● RECORDS SHOWN:

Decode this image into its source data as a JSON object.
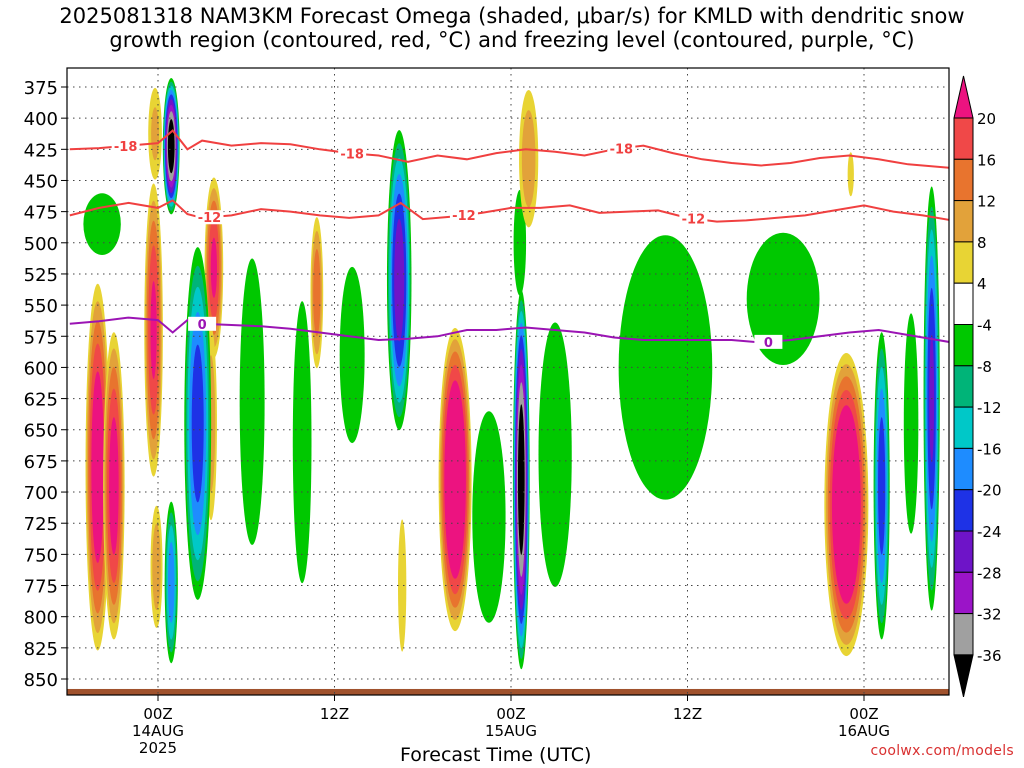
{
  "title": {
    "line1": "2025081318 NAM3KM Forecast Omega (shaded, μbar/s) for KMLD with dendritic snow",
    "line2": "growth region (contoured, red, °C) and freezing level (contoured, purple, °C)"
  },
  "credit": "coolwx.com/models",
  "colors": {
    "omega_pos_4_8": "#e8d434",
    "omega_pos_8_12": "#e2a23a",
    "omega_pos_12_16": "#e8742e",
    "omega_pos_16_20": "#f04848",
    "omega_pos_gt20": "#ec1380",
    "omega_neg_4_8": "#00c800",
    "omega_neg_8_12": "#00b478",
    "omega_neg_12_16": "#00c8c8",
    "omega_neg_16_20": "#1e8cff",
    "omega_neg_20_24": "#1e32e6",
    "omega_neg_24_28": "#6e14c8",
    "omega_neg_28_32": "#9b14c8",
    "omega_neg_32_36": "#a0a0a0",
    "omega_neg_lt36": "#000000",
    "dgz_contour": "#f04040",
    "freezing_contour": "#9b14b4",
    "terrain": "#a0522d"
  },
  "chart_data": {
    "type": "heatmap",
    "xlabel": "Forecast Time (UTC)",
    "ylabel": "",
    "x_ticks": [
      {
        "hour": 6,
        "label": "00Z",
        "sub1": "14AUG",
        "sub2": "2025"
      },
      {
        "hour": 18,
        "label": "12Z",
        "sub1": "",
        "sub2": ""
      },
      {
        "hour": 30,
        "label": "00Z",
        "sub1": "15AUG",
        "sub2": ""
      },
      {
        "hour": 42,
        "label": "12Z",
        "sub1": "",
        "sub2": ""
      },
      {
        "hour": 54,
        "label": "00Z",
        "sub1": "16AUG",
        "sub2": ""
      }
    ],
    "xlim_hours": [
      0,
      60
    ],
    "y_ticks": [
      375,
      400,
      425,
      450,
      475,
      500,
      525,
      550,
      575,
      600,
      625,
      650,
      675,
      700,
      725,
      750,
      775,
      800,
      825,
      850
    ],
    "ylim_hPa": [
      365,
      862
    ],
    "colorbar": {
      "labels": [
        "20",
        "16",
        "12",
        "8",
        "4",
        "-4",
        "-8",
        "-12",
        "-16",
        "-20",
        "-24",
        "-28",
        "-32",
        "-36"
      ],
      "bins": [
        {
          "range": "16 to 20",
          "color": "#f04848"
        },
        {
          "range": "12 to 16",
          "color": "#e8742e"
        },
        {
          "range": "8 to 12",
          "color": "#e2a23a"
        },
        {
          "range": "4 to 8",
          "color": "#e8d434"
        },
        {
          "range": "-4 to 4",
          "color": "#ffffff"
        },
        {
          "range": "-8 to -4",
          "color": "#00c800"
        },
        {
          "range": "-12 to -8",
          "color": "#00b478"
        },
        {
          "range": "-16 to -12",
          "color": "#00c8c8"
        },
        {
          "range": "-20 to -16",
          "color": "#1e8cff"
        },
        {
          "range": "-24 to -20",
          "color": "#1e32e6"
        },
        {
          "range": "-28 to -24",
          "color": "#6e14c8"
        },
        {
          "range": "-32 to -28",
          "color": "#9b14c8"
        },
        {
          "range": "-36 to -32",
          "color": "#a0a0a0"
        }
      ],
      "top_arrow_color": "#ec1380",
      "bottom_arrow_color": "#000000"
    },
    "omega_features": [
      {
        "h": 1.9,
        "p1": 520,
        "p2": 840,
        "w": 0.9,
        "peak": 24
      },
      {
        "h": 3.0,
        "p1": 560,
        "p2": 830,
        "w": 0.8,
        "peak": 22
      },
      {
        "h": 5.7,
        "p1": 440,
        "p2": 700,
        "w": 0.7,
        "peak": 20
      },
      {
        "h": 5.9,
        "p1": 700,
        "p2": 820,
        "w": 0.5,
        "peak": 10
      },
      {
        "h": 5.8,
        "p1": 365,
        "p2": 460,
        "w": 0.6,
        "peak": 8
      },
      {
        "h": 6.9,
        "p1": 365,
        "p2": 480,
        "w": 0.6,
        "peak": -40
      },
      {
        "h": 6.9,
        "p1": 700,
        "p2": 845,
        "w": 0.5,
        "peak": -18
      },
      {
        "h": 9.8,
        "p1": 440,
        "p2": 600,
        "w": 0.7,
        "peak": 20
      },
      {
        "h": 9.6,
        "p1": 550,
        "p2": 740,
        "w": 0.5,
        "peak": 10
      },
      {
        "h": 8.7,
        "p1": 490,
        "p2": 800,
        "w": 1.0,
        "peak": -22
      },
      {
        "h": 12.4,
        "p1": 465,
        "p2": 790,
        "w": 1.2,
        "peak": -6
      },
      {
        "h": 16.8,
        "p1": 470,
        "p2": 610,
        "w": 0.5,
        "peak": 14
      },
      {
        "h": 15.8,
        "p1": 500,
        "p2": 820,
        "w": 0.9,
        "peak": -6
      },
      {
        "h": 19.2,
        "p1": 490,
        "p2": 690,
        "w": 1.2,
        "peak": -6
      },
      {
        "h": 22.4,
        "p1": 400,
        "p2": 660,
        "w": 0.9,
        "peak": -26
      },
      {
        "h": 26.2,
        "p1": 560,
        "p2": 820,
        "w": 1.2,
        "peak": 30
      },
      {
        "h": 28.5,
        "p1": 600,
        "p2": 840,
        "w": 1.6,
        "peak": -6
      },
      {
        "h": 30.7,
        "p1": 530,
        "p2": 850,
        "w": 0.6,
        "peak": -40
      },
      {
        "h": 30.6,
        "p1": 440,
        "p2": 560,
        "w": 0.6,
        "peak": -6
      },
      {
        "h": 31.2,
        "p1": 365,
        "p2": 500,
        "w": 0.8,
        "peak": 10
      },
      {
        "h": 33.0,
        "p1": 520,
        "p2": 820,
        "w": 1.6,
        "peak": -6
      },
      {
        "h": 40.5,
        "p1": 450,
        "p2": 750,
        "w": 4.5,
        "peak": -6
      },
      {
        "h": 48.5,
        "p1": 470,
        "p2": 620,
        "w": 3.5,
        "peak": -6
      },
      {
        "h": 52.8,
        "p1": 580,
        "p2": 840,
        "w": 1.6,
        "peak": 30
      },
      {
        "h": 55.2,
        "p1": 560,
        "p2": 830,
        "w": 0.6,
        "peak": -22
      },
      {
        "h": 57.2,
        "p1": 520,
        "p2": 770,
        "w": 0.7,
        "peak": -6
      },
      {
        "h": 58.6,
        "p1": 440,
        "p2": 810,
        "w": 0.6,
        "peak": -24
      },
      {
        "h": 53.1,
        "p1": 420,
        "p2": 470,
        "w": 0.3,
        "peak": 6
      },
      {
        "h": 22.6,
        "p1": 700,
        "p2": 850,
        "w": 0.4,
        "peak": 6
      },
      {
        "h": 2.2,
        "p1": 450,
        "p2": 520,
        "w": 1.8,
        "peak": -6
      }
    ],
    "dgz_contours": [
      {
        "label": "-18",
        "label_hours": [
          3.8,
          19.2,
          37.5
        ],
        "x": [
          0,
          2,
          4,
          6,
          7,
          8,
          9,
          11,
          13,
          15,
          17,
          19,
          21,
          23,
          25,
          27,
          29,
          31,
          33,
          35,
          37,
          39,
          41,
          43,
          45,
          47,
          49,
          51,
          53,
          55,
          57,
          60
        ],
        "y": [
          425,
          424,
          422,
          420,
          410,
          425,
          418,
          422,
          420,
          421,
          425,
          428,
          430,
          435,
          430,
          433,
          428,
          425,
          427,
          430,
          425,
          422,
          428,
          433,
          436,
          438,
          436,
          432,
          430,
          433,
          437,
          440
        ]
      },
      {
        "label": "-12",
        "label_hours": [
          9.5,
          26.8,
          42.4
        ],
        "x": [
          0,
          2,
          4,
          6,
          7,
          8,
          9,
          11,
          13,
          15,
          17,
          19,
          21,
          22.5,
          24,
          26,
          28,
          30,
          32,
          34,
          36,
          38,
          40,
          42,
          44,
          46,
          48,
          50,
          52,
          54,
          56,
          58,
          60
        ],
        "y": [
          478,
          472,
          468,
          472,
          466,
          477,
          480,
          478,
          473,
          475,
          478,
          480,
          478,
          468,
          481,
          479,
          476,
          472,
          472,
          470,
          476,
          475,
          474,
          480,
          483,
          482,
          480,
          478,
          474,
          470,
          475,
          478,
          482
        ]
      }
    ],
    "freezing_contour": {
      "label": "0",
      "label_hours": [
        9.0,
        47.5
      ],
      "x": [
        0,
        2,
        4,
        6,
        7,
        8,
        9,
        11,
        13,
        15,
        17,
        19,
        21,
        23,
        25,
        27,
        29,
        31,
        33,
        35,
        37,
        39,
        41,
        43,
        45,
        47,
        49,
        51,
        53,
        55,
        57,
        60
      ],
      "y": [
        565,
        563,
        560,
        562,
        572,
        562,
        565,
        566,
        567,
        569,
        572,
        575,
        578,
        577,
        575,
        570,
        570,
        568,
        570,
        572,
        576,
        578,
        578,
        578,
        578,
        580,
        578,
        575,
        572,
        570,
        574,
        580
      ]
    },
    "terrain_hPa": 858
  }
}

● WHAT YOU WILL DO: Locate all lines holding the word "Forecast", then copy them out.

● FULL SOLUTION:
    "line1": "2025081318 NAM3KM Forecast Omega (shaded, μbar/s) for KMLD with dendritic snow",
    "xlabel": "Forecast Time (UTC)",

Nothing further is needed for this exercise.